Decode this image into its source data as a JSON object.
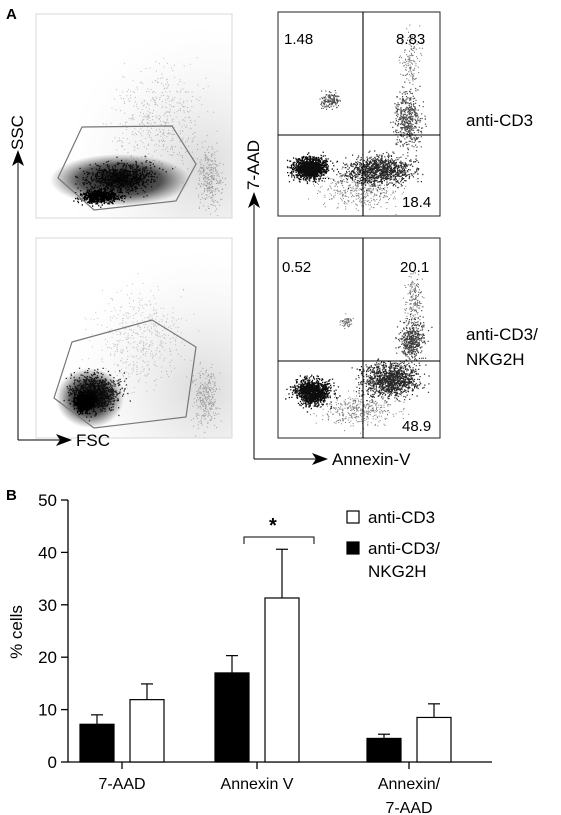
{
  "panel_a": {
    "letter": "A",
    "scatter_x_label": "FSC",
    "scatter_y_label": "SSC",
    "annexin_x_label": "Annexin-V",
    "annexin_y_label": "7-AAD",
    "conditions": [
      {
        "label": "anti-CD3",
        "quadrants": {
          "upper_left": "1.48",
          "upper_right": "8.83",
          "lower_right": "18.4"
        }
      },
      {
        "label_lines": [
          "anti-CD3/",
          "NKG2H"
        ],
        "quadrants": {
          "upper_left": "0.52",
          "upper_right": "20.1",
          "lower_right": "48.9"
        }
      }
    ]
  },
  "panel_b": {
    "letter": "B"
  },
  "chart_data": {
    "type": "bar",
    "title": "",
    "xlabel": "",
    "ylabel": "% cells",
    "ylim": [
      0,
      50
    ],
    "yticks": [
      0,
      10,
      20,
      30,
      40,
      50
    ],
    "categories": [
      "7-AAD",
      "Annexin V",
      "Annexin/7-AAD"
    ],
    "category_lines": [
      [
        "7-AAD"
      ],
      [
        "Annexin V"
      ],
      [
        "Annexin/",
        "7-AAD"
      ]
    ],
    "series": [
      {
        "name": "anti-CD3/\nNKG2H",
        "legend_lines": [
          "anti-CD3/",
          "NKG2H"
        ],
        "fill": "#000000",
        "values": [
          7.2,
          17.0,
          4.5
        ],
        "error": [
          1.8,
          3.3,
          0.8
        ]
      },
      {
        "name": "anti-CD3",
        "legend_lines": [
          "anti-CD3"
        ],
        "fill": "#ffffff",
        "values": [
          11.9,
          31.3,
          8.5
        ],
        "error": [
          3.0,
          9.3,
          2.6
        ]
      }
    ],
    "legend_order": [
      1,
      0
    ],
    "legend_position": "top-right",
    "significance": [
      {
        "category": "Annexin V",
        "text": "*"
      }
    ],
    "grid": false
  },
  "colors": {
    "ink": "#000000",
    "gate": "#888888",
    "background": "#ffffff"
  }
}
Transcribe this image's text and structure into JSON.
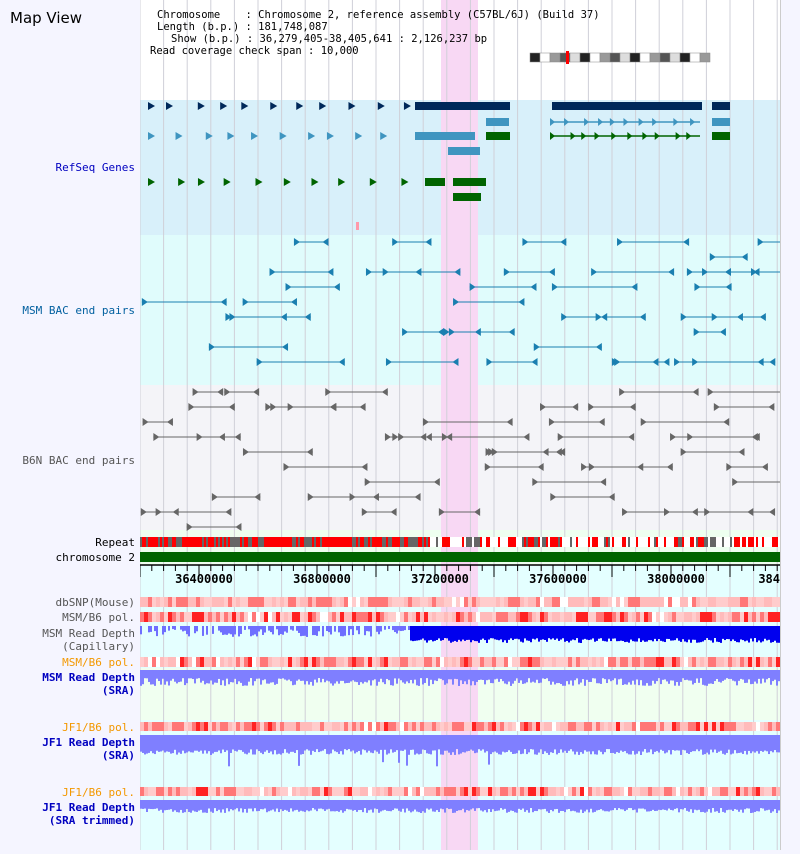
{
  "title": "Map View",
  "header": {
    "chromosome_label": "Chromosome    ",
    "chromosome_value": "Chromosome 2, reference assembly (C57BL/6J) (Build 37)",
    "length_label": "Length (b.p.)",
    "length_value": "181,748,087",
    "show_label": "Show (b.p.)",
    "show_value": "36,279,405-38,405,641 : 2,126,237 bp",
    "coverage_label": "Read coverage check span",
    "coverage_value": "10,000"
  },
  "tracks": {
    "refseq": "RefSeq Genes",
    "msm_bac": "MSM BAC end pairs",
    "b6n_bac": "B6N BAC end pairs",
    "repeat": "Repeat",
    "chromosome": "chromosome 2",
    "dbsnp": "dbSNP(Mouse)",
    "msm_pol1": "MSM/B6 pol.",
    "msm_depth_cap1": "MSM Read Depth",
    "msm_depth_cap2": "(Capillary)",
    "msm_pol2": "MSM/B6 pol.",
    "msm_depth_sra1": "MSM Read Depth",
    "msm_depth_sra2": "(SRA)",
    "jf1_pol1": "JF1/B6 pol.",
    "jf1_depth1": "JF1 Read Depth",
    "jf1_depth2": "(SRA)",
    "jf1_pol2": "JF1/B6 pol.",
    "jf1_trim1": "JF1 Read Depth",
    "jf1_trim2": "(SRA trimmed)"
  },
  "axis": {
    "ticks": [
      "36400000",
      "36800000",
      "37200000",
      "37600000",
      "38000000",
      "384"
    ]
  },
  "colors": {
    "refseq_bg": "#d8f0fa",
    "msm_bg": "#e0fcfc",
    "b6n_bg": "#f4f4f8",
    "highlight": "#f8d8f4",
    "gene_dark": "#00285a",
    "gene_blue": "#3f95c0",
    "gene_green": "#006400",
    "repeat": "#ff0000",
    "depth": "#7f7fff",
    "depth_cap": "#0000ee"
  }
}
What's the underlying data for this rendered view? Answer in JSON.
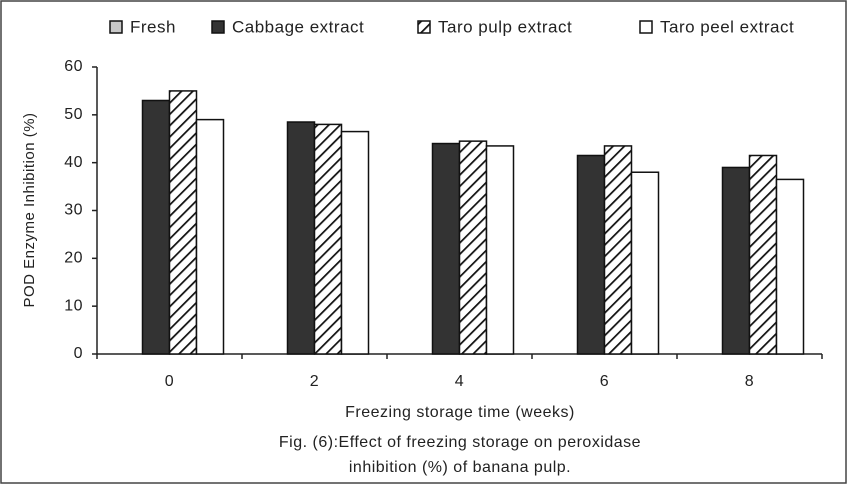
{
  "chart_data": {
    "type": "bar",
    "y_label": "POD Enzyme Inhibition (%)",
    "x_label": "Freezing storage time (weeks)",
    "caption": [
      "Fig. (6):Effect of freezing storage on peroxidase",
      "inhibition (%) of banana pulp."
    ],
    "categories": [
      "0",
      "2",
      "4",
      "6",
      "8"
    ],
    "series": [
      {
        "name": "Fresh",
        "color": "#c8c8c8",
        "values": [
          0,
          0,
          0,
          0,
          0
        ]
      },
      {
        "name": "Cabbage extract",
        "color": "#333333",
        "values": [
          53,
          48.5,
          44,
          41.5,
          39
        ]
      },
      {
        "name": "Taro pulp extract",
        "color": "#ffffff",
        "hatch": true,
        "values": [
          55,
          48,
          44.5,
          43.5,
          41.5
        ]
      },
      {
        "name": "Taro peel extract",
        "color": "#ffffff",
        "values": [
          49,
          46.5,
          43.5,
          38,
          36.5
        ]
      }
    ],
    "ylim": [
      0,
      60
    ],
    "yticks": [
      0,
      10,
      20,
      30,
      40,
      50,
      60
    ],
    "grid": false,
    "legend": "top"
  }
}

------------------------------------------------------------

### ACTIVITY
Say how many lines of the data include the word "extract". Respond with the number alone.

### ANSWER SECTION
3